> _INFORMATION GIVEN_:
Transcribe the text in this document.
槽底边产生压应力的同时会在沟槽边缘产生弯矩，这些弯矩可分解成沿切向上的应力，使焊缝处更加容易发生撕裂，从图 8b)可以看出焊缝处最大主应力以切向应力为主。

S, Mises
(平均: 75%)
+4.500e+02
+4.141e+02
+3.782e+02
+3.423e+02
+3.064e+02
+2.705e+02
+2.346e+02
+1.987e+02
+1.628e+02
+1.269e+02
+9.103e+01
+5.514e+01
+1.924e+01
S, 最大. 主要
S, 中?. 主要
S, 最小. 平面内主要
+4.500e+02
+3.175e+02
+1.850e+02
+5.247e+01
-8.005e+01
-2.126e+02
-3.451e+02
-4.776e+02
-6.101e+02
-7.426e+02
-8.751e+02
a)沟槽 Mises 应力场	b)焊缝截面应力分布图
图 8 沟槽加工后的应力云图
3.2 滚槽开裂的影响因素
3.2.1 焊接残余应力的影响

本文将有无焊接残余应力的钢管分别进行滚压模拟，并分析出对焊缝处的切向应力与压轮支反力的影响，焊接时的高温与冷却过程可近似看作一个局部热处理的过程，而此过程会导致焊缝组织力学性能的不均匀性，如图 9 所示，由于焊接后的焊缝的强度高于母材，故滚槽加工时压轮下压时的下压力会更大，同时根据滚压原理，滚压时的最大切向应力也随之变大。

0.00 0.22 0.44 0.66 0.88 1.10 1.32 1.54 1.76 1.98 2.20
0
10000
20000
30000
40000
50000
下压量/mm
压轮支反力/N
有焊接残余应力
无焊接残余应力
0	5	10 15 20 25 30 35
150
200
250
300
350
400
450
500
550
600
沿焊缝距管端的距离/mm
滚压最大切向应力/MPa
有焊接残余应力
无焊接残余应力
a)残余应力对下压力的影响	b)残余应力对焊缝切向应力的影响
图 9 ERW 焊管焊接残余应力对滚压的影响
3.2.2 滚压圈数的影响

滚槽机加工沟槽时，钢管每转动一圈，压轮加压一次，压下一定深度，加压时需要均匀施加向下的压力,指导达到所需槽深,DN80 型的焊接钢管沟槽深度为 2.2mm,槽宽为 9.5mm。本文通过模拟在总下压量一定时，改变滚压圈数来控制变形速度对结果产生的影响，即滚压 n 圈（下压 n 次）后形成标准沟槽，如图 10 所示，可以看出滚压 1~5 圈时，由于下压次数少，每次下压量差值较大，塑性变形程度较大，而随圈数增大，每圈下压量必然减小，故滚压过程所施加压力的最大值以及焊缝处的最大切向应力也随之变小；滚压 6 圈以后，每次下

> _WORK TO DO_:
Make an exact copy of the data above.

> _WORKED ANSWER_:
Transcribe the text in this document.
槽底边产生压应力的同时会在沟槽边缘产生弯矩，这些弯矩可分解成沿切向上的应力，使焊缝处更加容易发生撕裂，从图 8b)可以看出焊缝处最大主应力以切向应力为主。

S, Mises
(平均: 75%)
+4.500e+02
+4.141e+02
+3.782e+02
+3.423e+02
+3.064e+02
+2.705e+02
+2.346e+02
+1.987e+02
+1.628e+02
+1.269e+02
+9.103e+01
+5.514e+01
+1.924e+01
S, 最大. 主要
S, 中?. 主要
S, 最小. 平面内主要
+4.500e+02
+3.175e+02
+1.850e+02
+5.247e+01
-8.005e+01
-2.126e+02
-3.451e+02
-4.776e+02
-6.101e+02
-7.426e+02
-8.751e+02
a)沟槽 Mises 应力场	b)焊缝截面应力分布图
图 8 沟槽加工后的应力云图
3.2 滚槽开裂的影响因素
3.2.1 焊接残余应力的影响

本文将有无焊接残余应力的钢管分别进行滚压模拟，并分析出对焊缝处的切向应力与压轮支反力的影响，焊接时的高温与冷却过程可近似看作一个局部热处理的过程，而此过程会导致焊缝组织力学性能的不均匀性，如图 9 所示，由于焊接后的焊缝的强度高于母材，故滚槽加工时压轮下压时的下压力会更大，同时根据滚压原理，滚压时的最大切向应力也随之变大。

0.00 0.22 0.44 0.66 0.88 1.10 1.32 1.54 1.76 1.98 2.20
0
10000
20000
30000
40000
50000
下压量/mm
压轮支反力/N
有焊接残余应力
无焊接残余应力
0	5	10 15 20 25 30 35
150
200
250
300
350
400
450
500
550
600
沿焊缝距管端的距离/mm
滚压最大切向应力/MPa
有焊接残余应力
无焊接残余应力
a)残余应力对下压力的影响	b)残余应力对焊缝切向应力的影响
图 9 ERW 焊管焊接残余应力对滚压的影响
3.2.2 滚压圈数的影响

滚槽机加工沟槽时，钢管每转动一圈，压轮加压一次，压下一定深度，加压时需要均匀施加向下的压力,指导达到所需槽深,DN80 型的焊接钢管沟槽深度为 2.2mm,槽宽为 9.5mm。本文通过模拟在总下压量一定时，改变滚压圈数来控制变形速度对结果产生的影响，即滚压 n 圈（下压 n 次）后形成标准沟槽，如图 10 所示，可以看出滚压 1~5 圈时，由于下压次数少，每次下压量差值较大，塑性变形程度较大，而随圈数增大，每圈下压量必然减小，故滚压过程所施加压力的最大值以及焊缝处的最大切向应力也随之变小；滚压 6 圈以后，每次下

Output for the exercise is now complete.